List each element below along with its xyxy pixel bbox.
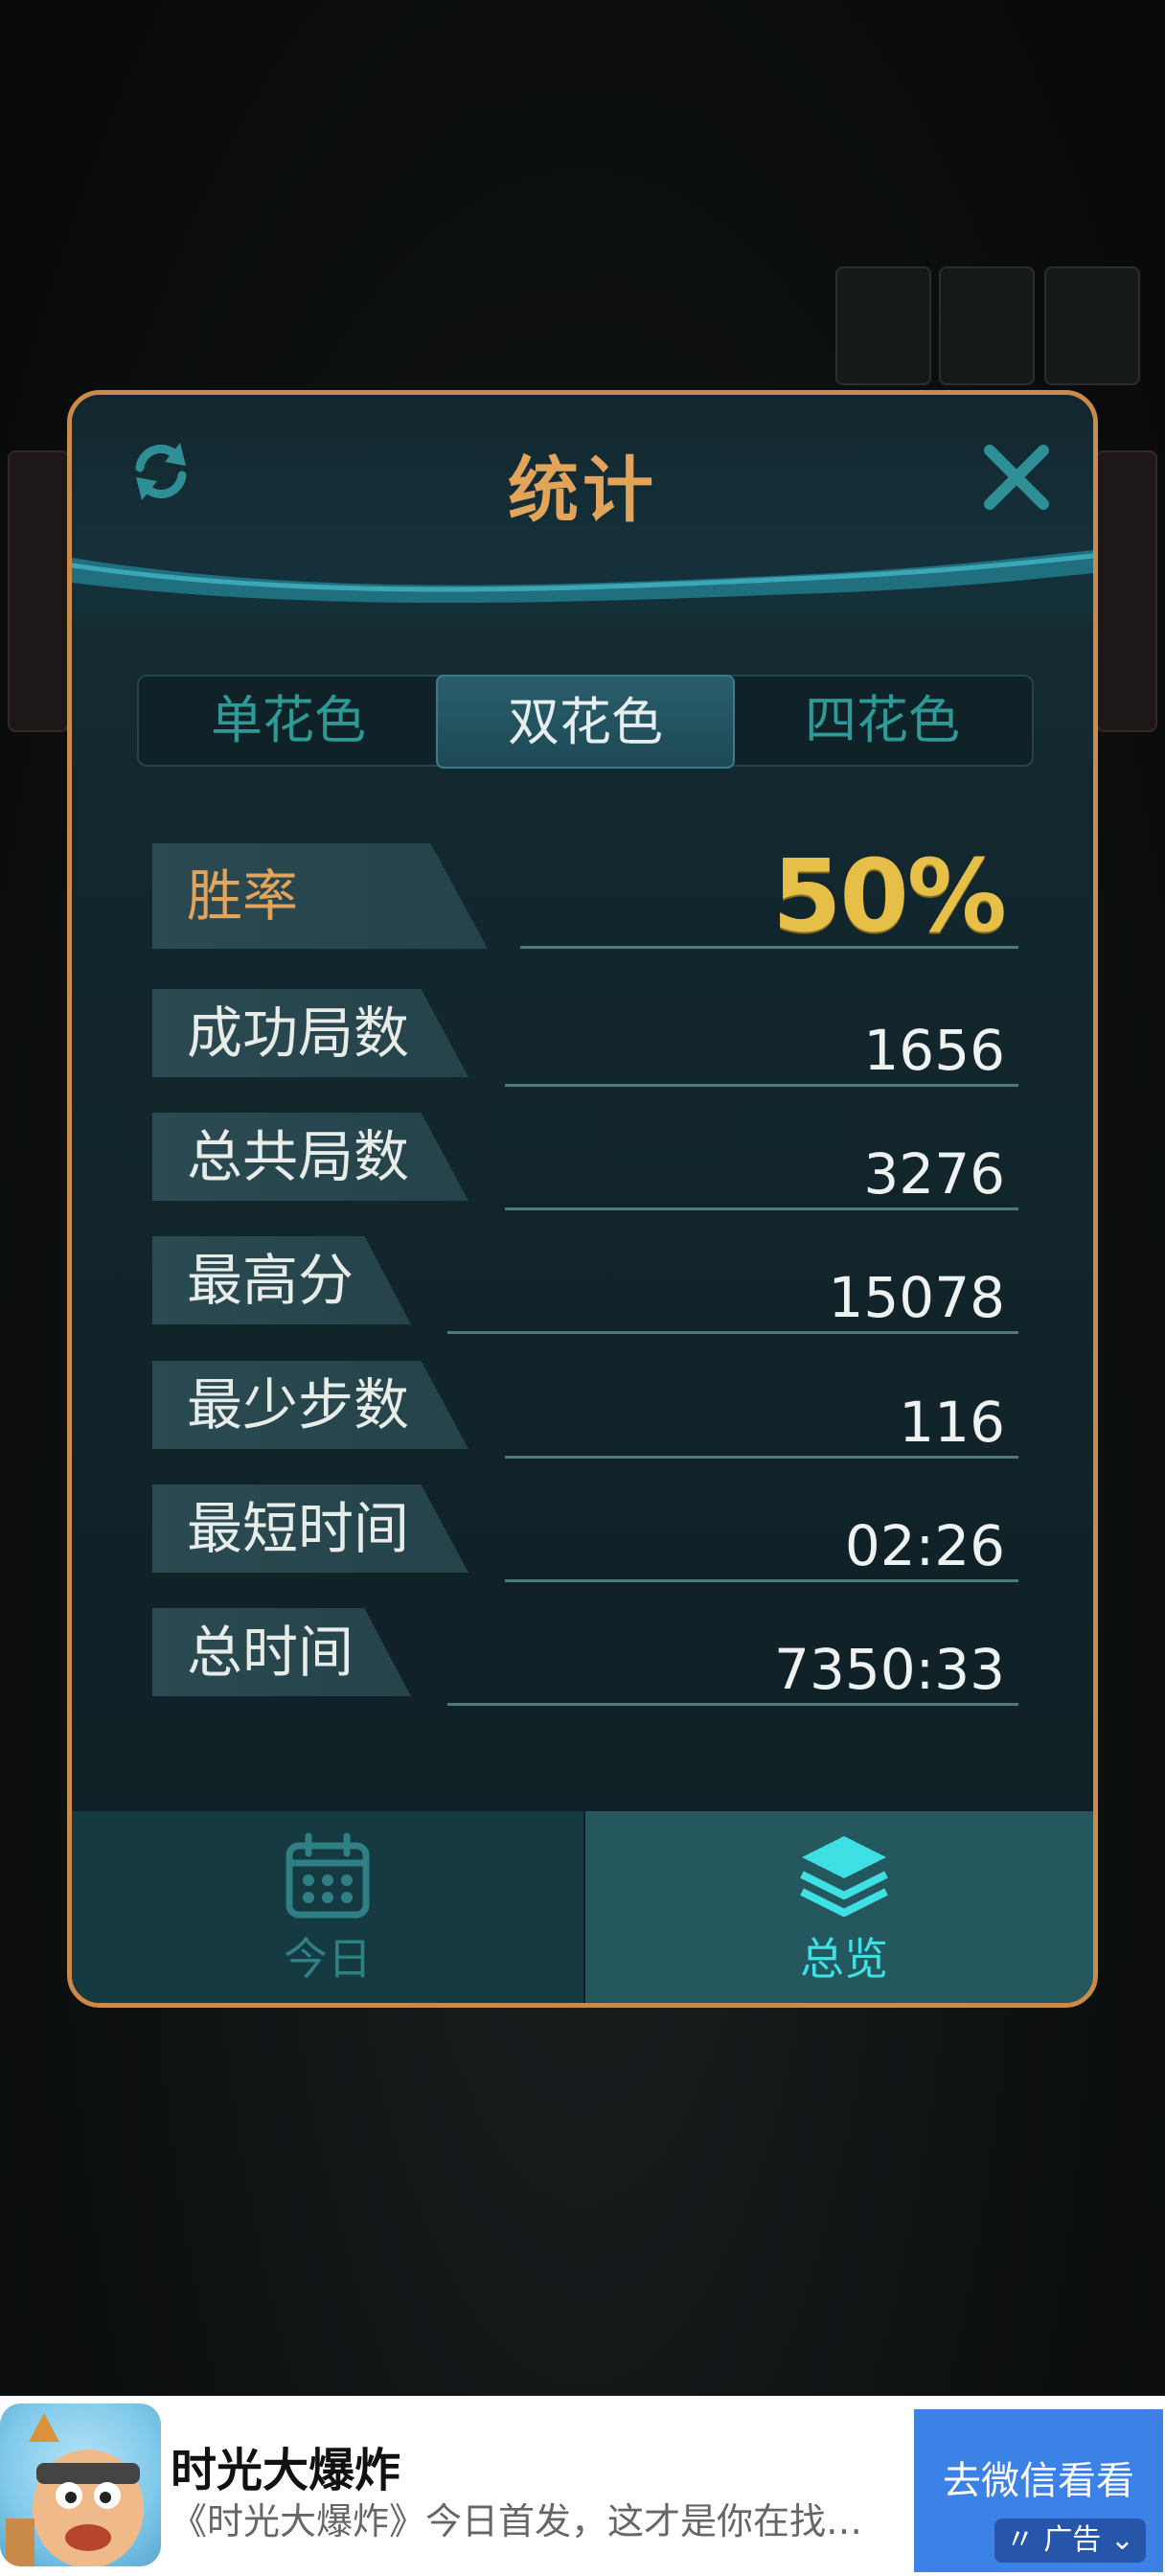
stat-value: 02:26 (844, 1513, 1005, 1578)
stat-row-total-time: 总时间 7350:33 (152, 1608, 1018, 1715)
stat-underline (447, 1703, 1018, 1706)
suit-selector: 单花色 双花色 四花色 (137, 675, 1034, 769)
stat-underline (505, 1084, 1018, 1087)
stat-row-games-won: 成功局数 1656 (152, 989, 1018, 1096)
close-button[interactable] (980, 441, 1053, 514)
stat-label: 总时间 (152, 1608, 411, 1696)
dialog-title: 统计 (508, 449, 657, 532)
tab-overview-label: 总览 (800, 1933, 888, 1985)
cartoon-character-icon (6, 2413, 144, 2566)
tab-four-suits[interactable]: 四花色 (733, 675, 1032, 769)
background-card (835, 266, 931, 385)
stat-row-win-rate: 胜率 50% (152, 838, 1018, 958)
stat-value: 7350:33 (774, 1637, 1005, 1702)
stat-underline (505, 1456, 1018, 1459)
ad-app-icon[interactable] (0, 2404, 161, 2566)
stats-dialog: 统计 单花色 双花色 四花色 胜率 50% 成功局数 1656 总共局数 327… (67, 390, 1098, 2008)
header-wave-decoration (72, 550, 1093, 604)
calendar-icon (286, 1832, 370, 1919)
background-card (1044, 266, 1140, 385)
background-card (8, 450, 69, 732)
tab-one-suit[interactable]: 单花色 (139, 675, 438, 769)
ad-badge-label: 广告 (1043, 2523, 1102, 2557)
tab-two-suits[interactable]: 双花色 (436, 675, 735, 769)
ad-cta-button[interactable]: 去微信看看 〃 广告 ⌄ (914, 2409, 1163, 2572)
ad-logo-icon: 〃 (1005, 2523, 1035, 2557)
refresh-icon (135, 443, 187, 500)
stat-value: 1656 (863, 1018, 1005, 1083)
close-icon (984, 445, 1049, 510)
background-card (1096, 450, 1157, 732)
tab-overview[interactable]: 总览 (585, 1811, 1093, 2003)
dialog-header: 统计 (72, 395, 1093, 615)
ad-cta-label: 去微信看看 (943, 2459, 1134, 2503)
stat-label: 成功局数 (152, 989, 468, 1077)
stat-label: 最少步数 (152, 1361, 468, 1449)
ad-badge[interactable]: 〃 广告 ⌄ (994, 2518, 1146, 2563)
ad-banner[interactable]: 时光大爆炸 《时光大爆炸》今日首发，这才是你在找… 去微信看看 〃 广告 ⌄ (0, 2396, 1165, 2576)
stat-value: 116 (899, 1390, 1005, 1455)
ad-title: 时光大爆炸 (171, 2444, 401, 2497)
stat-label: 总共局数 (152, 1113, 468, 1201)
stat-row-fewest-moves: 最少步数 116 (152, 1361, 1018, 1468)
stat-label: 最短时间 (152, 1484, 468, 1573)
stat-underline (447, 1331, 1018, 1334)
stat-value: 3276 (863, 1141, 1005, 1207)
layers-icon (800, 1836, 888, 1917)
stat-label: 最高分 (152, 1236, 411, 1324)
stat-value: 15078 (828, 1265, 1005, 1330)
ad-description: 《时光大爆炸》今日首发，这才是你在找… (171, 2500, 863, 2542)
stat-value: 50% (772, 838, 1007, 954)
stat-label: 胜率 (152, 843, 488, 949)
tab-today[interactable]: 今日 (72, 1811, 583, 2003)
stat-row-shortest-time: 最短时间 02:26 (152, 1484, 1018, 1592)
stat-row-high-score: 最高分 15078 (152, 1236, 1018, 1344)
stat-row-games-played: 总共局数 3276 (152, 1113, 1018, 1220)
tab-today-label: 今日 (284, 1933, 372, 1985)
reset-button[interactable] (125, 435, 197, 508)
chevron-down-icon: ⌄ (1109, 2523, 1134, 2557)
stat-underline (505, 1208, 1018, 1210)
stat-underline (505, 1579, 1018, 1582)
bottom-tab-bar: 今日 总览 (72, 1811, 1093, 2003)
background-card (939, 266, 1035, 385)
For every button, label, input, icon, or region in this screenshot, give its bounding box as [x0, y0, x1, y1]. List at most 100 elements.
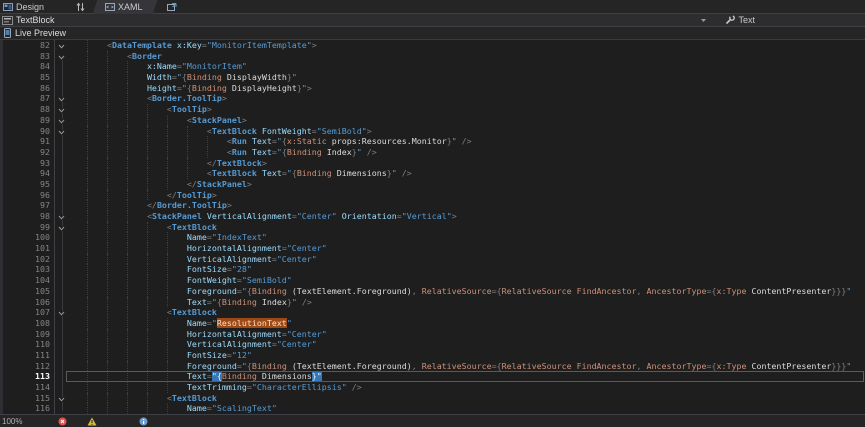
line-number[interactable]: 99 — [0, 222, 54, 233]
wrench-action-label[interactable]: Text — [738, 15, 755, 25]
line-number[interactable]: 115 — [0, 393, 54, 404]
line-number[interactable]: 91 — [0, 136, 54, 147]
code-line[interactable]: 84 x:Name="MonitorItem" — [0, 61, 865, 72]
code-text[interactable]: VerticalAlignment="Center" — [67, 339, 317, 350]
message-icon[interactable] — [139, 417, 148, 426]
code-text[interactable]: Text="{Binding Index}" /> — [67, 297, 312, 308]
fold-chevron-icon[interactable] — [54, 115, 67, 126]
code-text[interactable]: <TextBlock — [67, 307, 217, 318]
code-line[interactable]: 97 </Border.ToolTip> — [0, 200, 865, 211]
fold-chevron-icon[interactable] — [54, 211, 67, 222]
fold-chevron-icon[interactable] — [54, 93, 67, 104]
code-line[interactable]: 110 VerticalAlignment="Center" — [0, 339, 865, 350]
breadcrumb-element[interactable]: TextBlock — [16, 15, 55, 25]
code-text[interactable]: <TextBlock — [67, 222, 217, 233]
code-text[interactable]: HorizontalAlignment="Center" — [67, 243, 327, 254]
code-text[interactable]: Foreground="{Binding (TextElement.Foregr… — [67, 361, 851, 372]
code-line[interactable]: 98 <StackPanel VerticalAlignment="Center… — [0, 211, 865, 222]
line-number[interactable]: 90 — [0, 126, 54, 137]
line-number[interactable]: 114 — [0, 382, 54, 393]
code-line[interactable]: 113 Text="{Binding Dimensions}" — [0, 371, 865, 382]
code-text[interactable]: VerticalAlignment="Center" — [67, 254, 317, 265]
code-line[interactable]: 116 Name="ScalingText" — [0, 403, 865, 414]
code-line[interactable]: 95 </StackPanel> — [0, 179, 865, 190]
line-number[interactable]: 87 — [0, 93, 54, 104]
code-line[interactable]: 88 <ToolTip> — [0, 104, 865, 115]
code-text[interactable]: <Run Text="{x:Static props:Resources.Mon… — [67, 136, 472, 147]
fold-chevron-icon[interactable] — [54, 51, 67, 62]
code-line[interactable]: 99 <TextBlock — [0, 222, 865, 233]
line-number[interactable]: 112 — [0, 361, 54, 372]
code-text[interactable]: <Run Text="{Binding Index}" /> — [67, 147, 377, 158]
code-text[interactable]: <StackPanel> — [67, 115, 247, 126]
code-text[interactable]: Name="ResolutionText" — [67, 318, 292, 329]
fold-chevron-icon[interactable] — [54, 40, 67, 51]
line-number[interactable]: 102 — [0, 254, 54, 265]
line-number[interactable]: 109 — [0, 329, 54, 340]
code-line[interactable]: 91 <Run Text="{x:Static props:Resources.… — [0, 136, 865, 147]
line-number[interactable]: 104 — [0, 275, 54, 286]
error-icon[interactable] — [58, 417, 67, 426]
code-text[interactable]: Height="{Binding DisplayHeight}"> — [67, 83, 312, 94]
code-text[interactable]: <TextBlock — [67, 393, 217, 404]
code-text[interactable]: <ToolTip> — [67, 104, 212, 115]
tab-design[interactable]: Design — [16, 2, 44, 12]
code-text[interactable]: FontSize="28" — [67, 264, 252, 275]
code-line[interactable]: 96 </ToolTip> — [0, 190, 865, 201]
code-text[interactable]: FontSize="12" — [67, 350, 252, 361]
fold-chevron-icon[interactable] — [54, 104, 67, 115]
line-number[interactable]: 106 — [0, 297, 54, 308]
code-line[interactable]: 105 Foreground="{Binding (TextElement.Fo… — [0, 286, 865, 297]
line-number[interactable]: 107 — [0, 307, 54, 318]
code-line[interactable]: 85 Width="{Binding DisplayWidth}" — [0, 72, 865, 83]
swap-views-icon[interactable] — [76, 2, 85, 12]
code-line[interactable]: 93 </TextBlock> — [0, 158, 865, 169]
code-text[interactable]: <DataTemplate x:Key="MonitorItemTemplate… — [67, 40, 317, 51]
code-text[interactable]: </ToolTip> — [67, 190, 217, 201]
code-text[interactable]: Width="{Binding DisplayWidth}" — [67, 72, 297, 83]
code-line[interactable]: 89 <StackPanel> — [0, 115, 865, 126]
code-line[interactable]: 111 FontSize="12" — [0, 350, 865, 361]
warning-icon[interactable] — [87, 417, 97, 426]
line-number[interactable]: 88 — [0, 104, 54, 115]
line-number[interactable]: 113 — [0, 371, 54, 382]
code-text[interactable]: Text="{Binding Dimensions}" — [67, 371, 322, 382]
line-number[interactable]: 93 — [0, 158, 54, 169]
code-text[interactable]: <TextBlock Text="{Binding Dimensions}" /… — [67, 168, 412, 179]
code-line[interactable]: 90 <TextBlock FontWeight="SemiBold"> — [0, 126, 865, 137]
code-line[interactable]: 109 HorizontalAlignment="Center" — [0, 329, 865, 340]
code-line[interactable]: 107 <TextBlock — [0, 307, 865, 318]
code-text[interactable]: Name="IndexText" — [67, 232, 267, 243]
line-number[interactable]: 101 — [0, 243, 54, 254]
line-number[interactable]: 92 — [0, 147, 54, 158]
fold-chevron-icon[interactable] — [54, 126, 67, 137]
live-preview-label[interactable]: Live Preview — [15, 28, 66, 38]
tab-xaml[interactable]: XAML — [93, 0, 157, 14]
line-number[interactable]: 108 — [0, 318, 54, 329]
wrench-icon[interactable] — [725, 15, 735, 25]
code-text[interactable]: </Border.ToolTip> — [67, 200, 232, 211]
line-number[interactable]: 82 — [0, 40, 54, 51]
line-number[interactable]: 110 — [0, 339, 54, 350]
line-number[interactable]: 105 — [0, 286, 54, 297]
line-number[interactable]: 111 — [0, 350, 54, 361]
line-number[interactable]: 97 — [0, 200, 54, 211]
code-line[interactable]: 92 <Run Text="{Binding Index}" /> — [0, 147, 865, 158]
line-number[interactable]: 98 — [0, 211, 54, 222]
line-number[interactable]: 95 — [0, 179, 54, 190]
line-number[interactable]: 100 — [0, 232, 54, 243]
code-line[interactable]: 106 Text="{Binding Index}" /> — [0, 297, 865, 308]
code-text[interactable]: </TextBlock> — [67, 158, 267, 169]
code-text[interactable]: Foreground="{Binding (TextElement.Foregr… — [67, 286, 851, 297]
code-line[interactable]: 114 TextTrimming="CharacterEllipsis" /> — [0, 382, 865, 393]
fold-chevron-icon[interactable] — [54, 222, 67, 233]
code-text[interactable]: FontWeight="SemiBold" — [67, 275, 292, 286]
code-text[interactable]: </StackPanel> — [67, 179, 252, 190]
code-line[interactable]: 103 FontSize="28" — [0, 264, 865, 275]
code-line[interactable]: 112 Foreground="{Binding (TextElement.Fo… — [0, 361, 865, 372]
code-line[interactable]: 102 VerticalAlignment="Center" — [0, 254, 865, 265]
code-text[interactable]: <TextBlock FontWeight="SemiBold"> — [67, 126, 372, 137]
line-number[interactable]: 86 — [0, 83, 54, 94]
fold-chevron-icon[interactable] — [54, 393, 67, 404]
fold-chevron-icon[interactable] — [54, 307, 67, 318]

[Exercise directions]
Copy the listing lines verbatim, from the line containing "line-number[interactable]: 99 —" up to and including the line containing "243, 327, 254]".

[The reply]
line-number[interactable]: 99 — [0, 222, 54, 233]
wrench-action-label[interactable]: Text — [738, 15, 755, 25]
line-number[interactable]: 115 — [0, 393, 54, 404]
line-number[interactable]: 91 — [0, 136, 54, 147]
code-line[interactable]: 84 x:Name="MonitorItem" — [0, 61, 865, 72]
code-text[interactable]: VerticalAlignment="Center" — [67, 339, 317, 350]
message-icon[interactable] — [139, 417, 148, 426]
code-text[interactable]: Text="{Binding Index}" /> — [67, 297, 312, 308]
fold-chevron-icon[interactable] — [54, 115, 67, 126]
code-text[interactable]: <TextBlock — [67, 307, 217, 318]
code-line[interactable]: 97 </Border.ToolTip> — [0, 200, 865, 211]
fold-chevron-icon[interactable] — [54, 211, 67, 222]
fold-chevron-icon[interactable] — [54, 93, 67, 104]
code-line[interactable]: 110 VerticalAlignment="Center" — [0, 339, 865, 350]
breadcrumb-element[interactable]: TextBlock — [16, 15, 55, 25]
code-text[interactable]: <TextBlock — [67, 222, 217, 233]
code-text[interactable]: HorizontalAlignment="Center" — [67, 243, 327, 254]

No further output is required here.